-- GOAL --
Arrange the lines of the material below, from the one holding "tab-favicon-icon[interactable] (220, 15, 229, 24)" through the one holding "video-player[interactable]: СТРИМ НА", both included, as a Markdown table with the columns Row and Line. Number each line in Row, leave out blank lines, and include no other lines.

-- RECORDS TO PROCESS --
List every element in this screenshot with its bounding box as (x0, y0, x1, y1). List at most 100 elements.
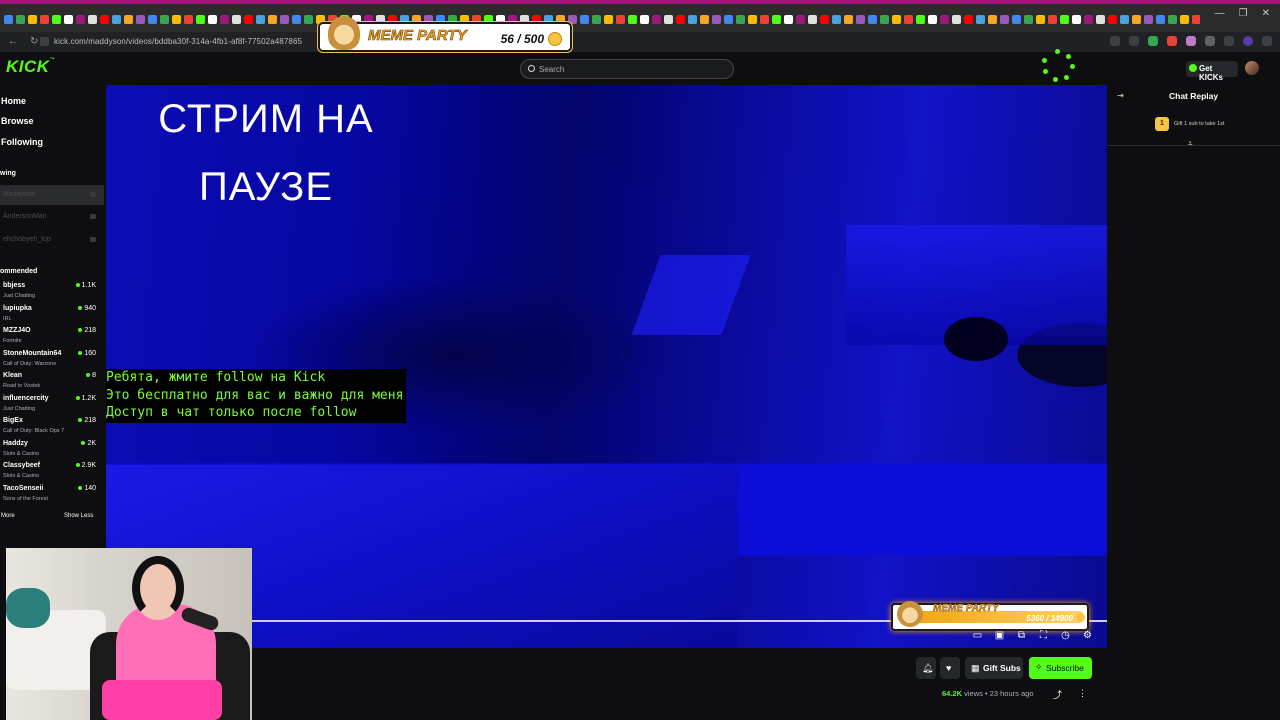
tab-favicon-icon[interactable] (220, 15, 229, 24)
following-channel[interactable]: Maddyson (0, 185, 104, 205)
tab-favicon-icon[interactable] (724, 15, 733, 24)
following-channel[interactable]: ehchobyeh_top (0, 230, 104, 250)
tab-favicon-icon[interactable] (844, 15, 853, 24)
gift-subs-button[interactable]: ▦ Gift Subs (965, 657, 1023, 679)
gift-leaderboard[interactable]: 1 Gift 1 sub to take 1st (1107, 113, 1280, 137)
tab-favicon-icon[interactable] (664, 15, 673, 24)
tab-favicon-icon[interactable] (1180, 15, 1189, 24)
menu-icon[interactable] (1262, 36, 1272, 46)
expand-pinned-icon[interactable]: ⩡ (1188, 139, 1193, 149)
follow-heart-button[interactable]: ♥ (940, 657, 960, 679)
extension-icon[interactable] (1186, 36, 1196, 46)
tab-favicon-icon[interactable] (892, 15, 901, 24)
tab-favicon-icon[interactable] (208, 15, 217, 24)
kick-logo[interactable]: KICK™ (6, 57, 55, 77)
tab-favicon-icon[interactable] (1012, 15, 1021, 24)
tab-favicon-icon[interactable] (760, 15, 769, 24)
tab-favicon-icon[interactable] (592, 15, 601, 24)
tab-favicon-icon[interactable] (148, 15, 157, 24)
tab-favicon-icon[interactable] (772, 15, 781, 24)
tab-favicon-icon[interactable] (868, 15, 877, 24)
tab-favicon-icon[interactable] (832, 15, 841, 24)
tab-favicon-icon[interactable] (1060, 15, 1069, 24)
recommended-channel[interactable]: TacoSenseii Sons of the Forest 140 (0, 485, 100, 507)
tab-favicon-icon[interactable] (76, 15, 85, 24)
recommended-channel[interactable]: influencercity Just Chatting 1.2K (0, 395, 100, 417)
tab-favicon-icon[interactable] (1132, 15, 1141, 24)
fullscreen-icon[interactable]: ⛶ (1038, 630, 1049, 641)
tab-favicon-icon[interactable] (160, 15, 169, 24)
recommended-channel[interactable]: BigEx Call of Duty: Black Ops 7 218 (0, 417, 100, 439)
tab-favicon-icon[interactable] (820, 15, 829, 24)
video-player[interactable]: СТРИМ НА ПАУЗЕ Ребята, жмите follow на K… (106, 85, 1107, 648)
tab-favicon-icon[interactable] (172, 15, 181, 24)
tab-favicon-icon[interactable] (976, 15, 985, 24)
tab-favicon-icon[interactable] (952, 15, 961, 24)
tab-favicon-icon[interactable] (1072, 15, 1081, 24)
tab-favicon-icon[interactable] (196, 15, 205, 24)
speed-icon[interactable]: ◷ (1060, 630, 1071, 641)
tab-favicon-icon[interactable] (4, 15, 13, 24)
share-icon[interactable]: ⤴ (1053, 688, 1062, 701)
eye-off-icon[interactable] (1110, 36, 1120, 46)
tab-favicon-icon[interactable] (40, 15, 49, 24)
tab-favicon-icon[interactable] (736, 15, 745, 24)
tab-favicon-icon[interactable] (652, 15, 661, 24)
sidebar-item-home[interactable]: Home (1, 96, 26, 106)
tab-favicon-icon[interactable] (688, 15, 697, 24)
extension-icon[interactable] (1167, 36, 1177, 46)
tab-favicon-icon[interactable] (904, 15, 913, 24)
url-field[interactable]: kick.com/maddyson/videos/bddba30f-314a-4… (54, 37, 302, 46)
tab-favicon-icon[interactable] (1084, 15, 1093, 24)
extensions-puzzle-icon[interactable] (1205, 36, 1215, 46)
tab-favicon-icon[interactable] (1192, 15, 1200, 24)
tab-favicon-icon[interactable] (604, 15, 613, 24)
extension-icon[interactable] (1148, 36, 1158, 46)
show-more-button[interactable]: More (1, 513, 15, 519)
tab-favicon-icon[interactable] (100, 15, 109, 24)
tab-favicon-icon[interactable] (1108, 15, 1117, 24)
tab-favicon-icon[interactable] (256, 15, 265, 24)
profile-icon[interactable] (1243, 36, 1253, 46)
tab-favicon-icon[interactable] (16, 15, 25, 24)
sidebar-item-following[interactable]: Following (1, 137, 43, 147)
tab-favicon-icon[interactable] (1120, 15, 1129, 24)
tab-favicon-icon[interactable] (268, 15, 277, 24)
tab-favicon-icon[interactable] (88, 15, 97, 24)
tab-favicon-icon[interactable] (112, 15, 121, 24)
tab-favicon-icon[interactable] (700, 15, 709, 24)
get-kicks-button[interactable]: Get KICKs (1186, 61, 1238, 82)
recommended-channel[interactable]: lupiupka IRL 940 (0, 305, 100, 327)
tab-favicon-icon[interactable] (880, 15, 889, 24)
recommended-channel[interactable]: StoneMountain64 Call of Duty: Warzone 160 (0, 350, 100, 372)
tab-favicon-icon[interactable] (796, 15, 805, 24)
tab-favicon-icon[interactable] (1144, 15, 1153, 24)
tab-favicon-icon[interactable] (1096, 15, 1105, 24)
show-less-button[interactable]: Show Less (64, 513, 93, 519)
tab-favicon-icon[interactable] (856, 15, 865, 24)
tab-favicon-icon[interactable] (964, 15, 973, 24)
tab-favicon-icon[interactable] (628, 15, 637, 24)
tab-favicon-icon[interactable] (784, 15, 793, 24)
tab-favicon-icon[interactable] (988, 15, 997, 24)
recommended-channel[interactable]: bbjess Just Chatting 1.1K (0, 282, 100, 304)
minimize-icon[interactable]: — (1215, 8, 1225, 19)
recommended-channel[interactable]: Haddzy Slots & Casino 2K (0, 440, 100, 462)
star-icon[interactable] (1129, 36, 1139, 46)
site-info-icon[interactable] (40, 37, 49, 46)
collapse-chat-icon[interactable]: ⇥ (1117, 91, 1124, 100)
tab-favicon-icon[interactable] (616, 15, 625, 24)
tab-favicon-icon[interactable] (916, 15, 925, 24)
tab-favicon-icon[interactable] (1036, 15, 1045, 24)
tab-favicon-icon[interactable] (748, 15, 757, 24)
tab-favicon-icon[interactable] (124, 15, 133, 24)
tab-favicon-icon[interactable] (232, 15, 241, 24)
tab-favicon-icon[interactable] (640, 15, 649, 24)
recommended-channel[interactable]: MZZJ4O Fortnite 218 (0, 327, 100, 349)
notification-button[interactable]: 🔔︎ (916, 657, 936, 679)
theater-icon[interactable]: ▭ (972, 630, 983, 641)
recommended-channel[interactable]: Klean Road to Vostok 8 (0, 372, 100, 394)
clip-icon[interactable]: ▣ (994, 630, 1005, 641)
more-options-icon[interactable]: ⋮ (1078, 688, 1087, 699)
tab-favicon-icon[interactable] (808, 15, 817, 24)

-- ANSWER IN FULL --
| Row | Line |
|---|---|
| 1 | tab-favicon-icon[interactable] (220, 15, 229, 24) |
| 2 | following-channel[interactable]: Maddyson (0, 185, 104, 205) |
| 3 | tab-favicon-icon[interactable] (724, 15, 733, 24) |
| 4 | following-channel[interactable]: ehchobyeh_top (0, 230, 104, 250) |
| 5 | tab-favicon-icon[interactable] (844, 15, 853, 24) |
| 6 | gift-subs-button[interactable]: ▦ Gift Subs (965, 657, 1023, 679) |
| 7 | gift-leaderboard[interactable]: 1 Gift 1 sub to take 1st (1107, 113, 1280, 137) |
| 8 | tab-favicon-icon[interactable] (664, 15, 673, 24) |
| 9 | tab-favicon-icon[interactable] (1180, 15, 1189, 24) |
| 10 | menu-icon[interactable] (1262, 36, 1272, 46) |
| 11 | expand-pinned-icon[interactable]: ⩡ (1188, 139, 1193, 149) |
| 12 | follow-heart-button[interactable]: ♥ (940, 657, 960, 679) |
| 13 | extension-icon[interactable] (1186, 36, 1196, 46) |
| 14 | tab-favicon-icon[interactable] (892, 15, 901, 24) |
| 15 | tab-favicon-icon[interactable] (208, 15, 217, 24) |
| 16 | kick-logo[interactable]: KICK™ (6, 57, 55, 77) |
| 17 | tab-favicon-icon[interactable] (1012, 15, 1021, 24) |
| 18 | tab-favicon-icon[interactable] (760, 15, 769, 24) |
| 19 | tab-favicon-icon[interactable] (592, 15, 601, 24) |
| 20 | tab-favicon-icon[interactable] (148, 15, 157, 24) |
| 21 | tab-favicon-icon[interactable] (772, 15, 781, 24) |
| 22 | tab-favicon-icon[interactable] (868, 15, 877, 24) |
| 23 | tab-favicon-icon[interactable] (832, 15, 841, 24) |
| 24 | tab-favicon-icon[interactable] (1060, 15, 1069, 24) |
| 25 | recommended-channel[interactable]: TacoSenseii Sons of the Forest 140 (0, 485, 100, 507) |
| 26 | tab-favicon-icon[interactable] (76, 15, 85, 24) |
| 27 | recommended-channel[interactable]: influencercity Just Chatting 1.2K (0, 395, 100, 417) |
| 28 | tab-favicon-icon[interactable] (1132, 15, 1141, 24) |
| 29 | fullscreen-icon[interactable]: ⛶ (1038, 630, 1049, 641) |
| 30 | tab-favicon-icon[interactable] (160, 15, 169, 24) |
| 31 | recommended-channel[interactable]: BigEx Call of Duty: Black Ops 7 218 (0, 417, 100, 439) |
| 32 | tab-favicon-icon[interactable] (820, 15, 829, 24) |
| 33 | video-player[interactable]: СТРИМ НА ПАУЗЕ Ребята, жмите follow на K… (106, 85, 1107, 648) |